• _Text passage_
•••
Roses Bakery and Roses Bakery Cafe, Eastsound (382 Prune Alley, Eastsound, 360-376-4292) Local produce is the star for breakfast and lunch.  Food is excellent, but our favorite is the bakery attached to the cafe. The bread rivals any I’ve eaten worldwide. Our favorites are the Hearth loaf (available daily, can be sliced for you) and the Tortano (a very large circle of the most delicious bread you’ll ever have) which is only available on Saturdays and sells out quickly. The cold case is filled with a nice selection of cured meats, cheeses and (when available) beautiful house-made pâté.  House made pies, pie dough and meat pies available in the freezer case. Roses is always busy and deserves all the praise it receives from locals and visitors alike.

Allium in Eastsound – We had the pleasure of dining at this 3 month-old restaurant a couple weeks ago. Owner and chef Lisa Nakamura took over the space once occupied by Christina Orchid, who is an island and foodie legend.  Lisa’s resume includes the Herbfarm and French Laundry so needless to say we were excited. The staff was very accommodating to our 5 year old (who of course used her princess manners the whole time).  Beautiful views and even better food.  Favorites were Roasted Vegetables with Caramelized Onion and Herb Dip, Chilled Roasted Baby Beet Soup
Fresh Dill, Toasted Hazelnuts and our chicken and halibut “bigger plates” were excellent.

The Madrona Bar & Grill, Eastsound. This restaurant is another newcomer to the island.  Kids allowed!  We were wowed by the casual fare here.  Fish and chips, best burger I’ve had in a long time and our daughter wolfed down her pasta with pesto cream and perfectly cooked prawns.  Delicious.

Orcas Island kid-friendly restaurant

An Orcas Island restaurant

Vern’s Bayside, Eastsound. Vern’s is a local institution on Orcas.  Big portions, big view and sassy service.  Mostly Americana and Bar fare – but the real treat is breakfast.  The Crab Omelet is embarrassingly full of fresh Dungeness. Plenty to split.  Crab Benedict is also delish.  Definitely kid-friendly – when we walked in the owner gave our daughter a logoed flying disc and made sure we knew they were “the only restaurant in Eastsound to offer a kids menu!”.  Not sure on that one.

The Orcas Hotel, Orcas Ferry dock.  This is the place that makes going home a little easier.  We arrive at the Ferry dock early (which you need to do anyway) and head straight to the hotel for breakfast.  There is a full service dining room but we like order at the counter cafe which is serving up a great breakfast sandwich.  We are not talking low fat here…it’s a freshly baked croissant stacked with always perfectly scrambled egg, sharp cheddar and your choice of bacon or giant sausage patty.  Served with a nice selection of fresh fruit.  Hot chocolate, coffee and fresh squeezed orange juice.  Should we get that homemade cinnamon roll too?  Sure, throw it in – we’re still on vacation right?
•••
• _Problem details_
Print the part of the Orcas Island restaurant reviews from "Roses Bakery and" to "locals and visitors alike.", copying it word for word.

Structured page parsing data:
•••
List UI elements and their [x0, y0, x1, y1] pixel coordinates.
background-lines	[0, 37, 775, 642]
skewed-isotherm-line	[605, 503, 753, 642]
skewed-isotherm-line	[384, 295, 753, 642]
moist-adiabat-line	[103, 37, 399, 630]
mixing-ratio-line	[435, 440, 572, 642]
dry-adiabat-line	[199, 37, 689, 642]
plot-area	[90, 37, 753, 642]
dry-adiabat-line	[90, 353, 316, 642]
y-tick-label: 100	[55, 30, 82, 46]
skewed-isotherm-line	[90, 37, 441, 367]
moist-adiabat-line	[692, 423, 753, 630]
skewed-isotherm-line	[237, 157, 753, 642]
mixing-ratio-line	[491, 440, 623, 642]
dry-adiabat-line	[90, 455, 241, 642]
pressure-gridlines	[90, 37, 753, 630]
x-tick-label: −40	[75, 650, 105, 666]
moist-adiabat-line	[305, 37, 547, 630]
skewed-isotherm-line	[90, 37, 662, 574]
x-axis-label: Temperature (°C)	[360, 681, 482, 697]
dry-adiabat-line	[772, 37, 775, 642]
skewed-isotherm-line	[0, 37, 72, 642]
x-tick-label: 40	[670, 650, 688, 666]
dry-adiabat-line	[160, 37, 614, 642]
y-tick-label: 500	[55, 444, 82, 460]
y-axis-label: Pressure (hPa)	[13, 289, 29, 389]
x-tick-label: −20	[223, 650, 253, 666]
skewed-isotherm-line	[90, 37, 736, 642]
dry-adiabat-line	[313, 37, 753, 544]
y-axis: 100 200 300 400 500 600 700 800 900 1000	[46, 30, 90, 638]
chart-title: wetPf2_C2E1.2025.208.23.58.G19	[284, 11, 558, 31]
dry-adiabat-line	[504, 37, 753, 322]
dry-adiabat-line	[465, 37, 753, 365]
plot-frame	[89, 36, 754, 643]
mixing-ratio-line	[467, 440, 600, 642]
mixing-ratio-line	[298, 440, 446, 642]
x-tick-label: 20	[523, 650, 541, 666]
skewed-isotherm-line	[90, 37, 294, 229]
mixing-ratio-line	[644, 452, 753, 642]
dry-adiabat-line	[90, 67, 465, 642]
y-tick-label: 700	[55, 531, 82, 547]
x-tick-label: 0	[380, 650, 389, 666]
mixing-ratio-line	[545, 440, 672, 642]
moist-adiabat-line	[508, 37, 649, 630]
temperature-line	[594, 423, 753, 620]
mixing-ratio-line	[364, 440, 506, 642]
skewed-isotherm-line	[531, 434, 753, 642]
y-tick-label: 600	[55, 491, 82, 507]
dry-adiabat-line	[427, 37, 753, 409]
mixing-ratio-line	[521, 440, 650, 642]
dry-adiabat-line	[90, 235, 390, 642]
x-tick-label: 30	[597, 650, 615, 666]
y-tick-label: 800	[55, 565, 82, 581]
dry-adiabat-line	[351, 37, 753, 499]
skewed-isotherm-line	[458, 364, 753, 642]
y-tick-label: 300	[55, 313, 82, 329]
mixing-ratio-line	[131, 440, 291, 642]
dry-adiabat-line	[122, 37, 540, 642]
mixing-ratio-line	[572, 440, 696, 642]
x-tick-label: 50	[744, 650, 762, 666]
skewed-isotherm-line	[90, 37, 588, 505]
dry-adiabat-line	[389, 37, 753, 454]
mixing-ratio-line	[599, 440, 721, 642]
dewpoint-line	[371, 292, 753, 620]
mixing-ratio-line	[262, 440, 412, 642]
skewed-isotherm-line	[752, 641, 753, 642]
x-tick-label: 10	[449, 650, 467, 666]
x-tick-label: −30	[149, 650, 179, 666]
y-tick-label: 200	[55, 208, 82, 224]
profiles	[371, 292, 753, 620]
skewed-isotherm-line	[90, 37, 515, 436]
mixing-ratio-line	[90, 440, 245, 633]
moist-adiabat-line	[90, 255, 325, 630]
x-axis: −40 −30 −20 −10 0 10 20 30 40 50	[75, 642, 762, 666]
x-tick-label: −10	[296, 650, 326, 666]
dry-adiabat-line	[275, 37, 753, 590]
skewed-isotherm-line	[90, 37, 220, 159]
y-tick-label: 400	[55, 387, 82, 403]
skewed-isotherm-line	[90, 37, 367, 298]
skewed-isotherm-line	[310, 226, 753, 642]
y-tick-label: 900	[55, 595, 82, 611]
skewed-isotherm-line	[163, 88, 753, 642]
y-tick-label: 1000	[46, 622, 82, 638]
•••
• _Result of this task_
Roses Bakery and Roses Bakery Cafe, Eastsound (382 Prune Alley, Eastsound, 360-376-4292) Local produce is the star for breakfast and lunch.  Food is excellent, but our favorite is the bakery attached to the cafe. The bread rivals any I’ve eaten worldwide. Our favorites are the Hearth loaf (available daily, can be sliced for you) and the Tortano (a very large circle of the most delicious bread you’ll ever have) which is only available on Saturdays and sells out quickly. The cold case is filled with a nice selection of cured meats, cheeses and (when available) beautiful house-made pâté.  House made pies, pie dough and meat pies available in the freezer case. Roses is always busy and deserves all the praise it receives from locals and visitors alike.